### Exercise materials

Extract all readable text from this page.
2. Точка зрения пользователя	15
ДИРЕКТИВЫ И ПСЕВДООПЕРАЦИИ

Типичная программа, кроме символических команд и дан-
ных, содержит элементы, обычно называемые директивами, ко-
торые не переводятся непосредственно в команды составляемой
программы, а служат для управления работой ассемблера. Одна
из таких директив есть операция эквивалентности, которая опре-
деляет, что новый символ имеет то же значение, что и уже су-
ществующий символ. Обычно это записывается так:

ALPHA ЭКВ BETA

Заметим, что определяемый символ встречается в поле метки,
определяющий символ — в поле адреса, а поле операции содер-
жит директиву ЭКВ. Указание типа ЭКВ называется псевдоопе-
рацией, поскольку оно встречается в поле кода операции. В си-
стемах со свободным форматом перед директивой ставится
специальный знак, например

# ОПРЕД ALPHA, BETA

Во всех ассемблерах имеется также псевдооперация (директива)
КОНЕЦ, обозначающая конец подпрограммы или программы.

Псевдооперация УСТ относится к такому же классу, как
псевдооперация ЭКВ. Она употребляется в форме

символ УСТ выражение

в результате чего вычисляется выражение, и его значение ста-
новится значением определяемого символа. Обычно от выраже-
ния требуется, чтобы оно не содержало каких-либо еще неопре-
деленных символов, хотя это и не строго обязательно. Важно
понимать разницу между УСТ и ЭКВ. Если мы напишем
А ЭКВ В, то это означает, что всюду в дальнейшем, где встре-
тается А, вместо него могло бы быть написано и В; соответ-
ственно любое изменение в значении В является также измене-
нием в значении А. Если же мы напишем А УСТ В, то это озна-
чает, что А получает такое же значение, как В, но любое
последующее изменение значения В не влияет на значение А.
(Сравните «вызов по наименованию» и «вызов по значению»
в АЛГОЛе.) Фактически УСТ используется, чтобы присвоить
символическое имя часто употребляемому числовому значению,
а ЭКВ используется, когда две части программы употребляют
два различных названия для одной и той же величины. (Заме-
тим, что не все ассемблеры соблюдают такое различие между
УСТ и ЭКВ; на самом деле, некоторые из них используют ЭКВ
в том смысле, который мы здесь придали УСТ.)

### Work instructions
Determine how many lines in the listing above hold the word "любое", answering with the number only.

### Answer in full
2